- Excerpted records -
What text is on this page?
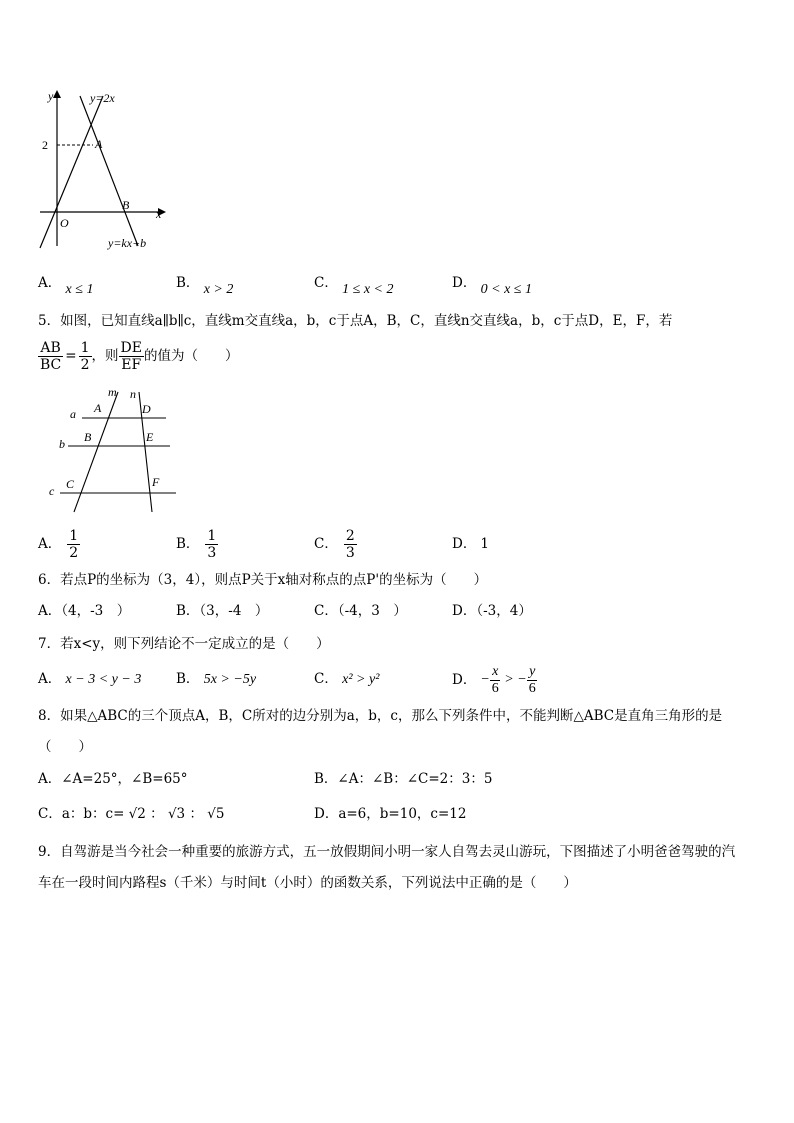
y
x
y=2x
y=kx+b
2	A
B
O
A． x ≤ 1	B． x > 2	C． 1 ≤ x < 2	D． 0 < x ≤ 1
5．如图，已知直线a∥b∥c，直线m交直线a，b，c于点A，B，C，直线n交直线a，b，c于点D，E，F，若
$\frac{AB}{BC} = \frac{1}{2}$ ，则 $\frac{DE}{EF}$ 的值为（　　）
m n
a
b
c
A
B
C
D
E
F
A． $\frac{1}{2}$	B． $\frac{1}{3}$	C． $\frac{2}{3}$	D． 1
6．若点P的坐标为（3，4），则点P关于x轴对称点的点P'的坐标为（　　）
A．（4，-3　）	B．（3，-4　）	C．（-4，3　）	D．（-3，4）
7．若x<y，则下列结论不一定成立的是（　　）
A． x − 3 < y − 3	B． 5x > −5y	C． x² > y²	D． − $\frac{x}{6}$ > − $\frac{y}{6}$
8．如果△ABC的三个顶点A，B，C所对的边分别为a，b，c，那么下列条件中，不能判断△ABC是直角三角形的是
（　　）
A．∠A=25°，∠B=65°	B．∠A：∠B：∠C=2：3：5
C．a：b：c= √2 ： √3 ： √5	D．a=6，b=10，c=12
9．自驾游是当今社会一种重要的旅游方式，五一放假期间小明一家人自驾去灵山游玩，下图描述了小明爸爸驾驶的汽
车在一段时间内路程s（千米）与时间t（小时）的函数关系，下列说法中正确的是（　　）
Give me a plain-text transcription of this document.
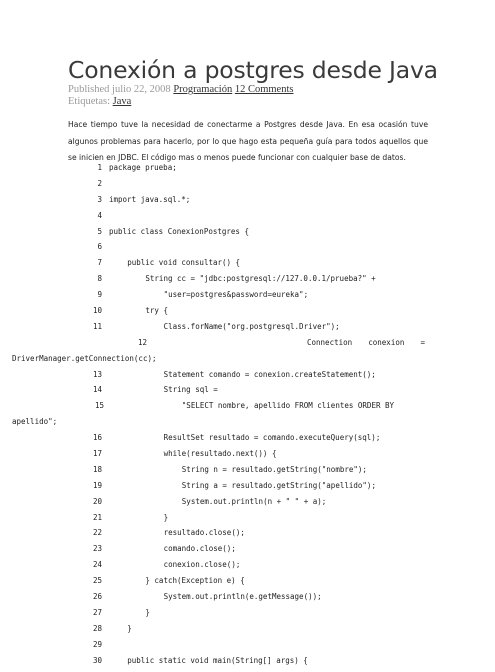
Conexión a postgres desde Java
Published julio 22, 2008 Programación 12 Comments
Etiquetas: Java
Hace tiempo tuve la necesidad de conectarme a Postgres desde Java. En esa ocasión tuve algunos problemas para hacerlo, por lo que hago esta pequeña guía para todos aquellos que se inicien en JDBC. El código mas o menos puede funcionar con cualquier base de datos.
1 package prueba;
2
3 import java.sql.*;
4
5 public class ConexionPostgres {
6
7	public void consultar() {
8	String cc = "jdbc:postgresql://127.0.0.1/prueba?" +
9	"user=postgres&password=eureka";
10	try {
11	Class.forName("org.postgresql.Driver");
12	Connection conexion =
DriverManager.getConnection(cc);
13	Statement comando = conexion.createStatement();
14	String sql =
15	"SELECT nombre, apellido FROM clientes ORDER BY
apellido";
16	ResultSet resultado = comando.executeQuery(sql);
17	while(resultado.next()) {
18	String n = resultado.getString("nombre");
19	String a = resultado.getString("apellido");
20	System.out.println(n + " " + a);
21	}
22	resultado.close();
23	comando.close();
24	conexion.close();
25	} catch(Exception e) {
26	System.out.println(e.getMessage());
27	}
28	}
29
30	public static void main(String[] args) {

- Goal -
Across all the entries, count the lines that contain the word "nombre" and give the number by itself.

- Answer to this task -
2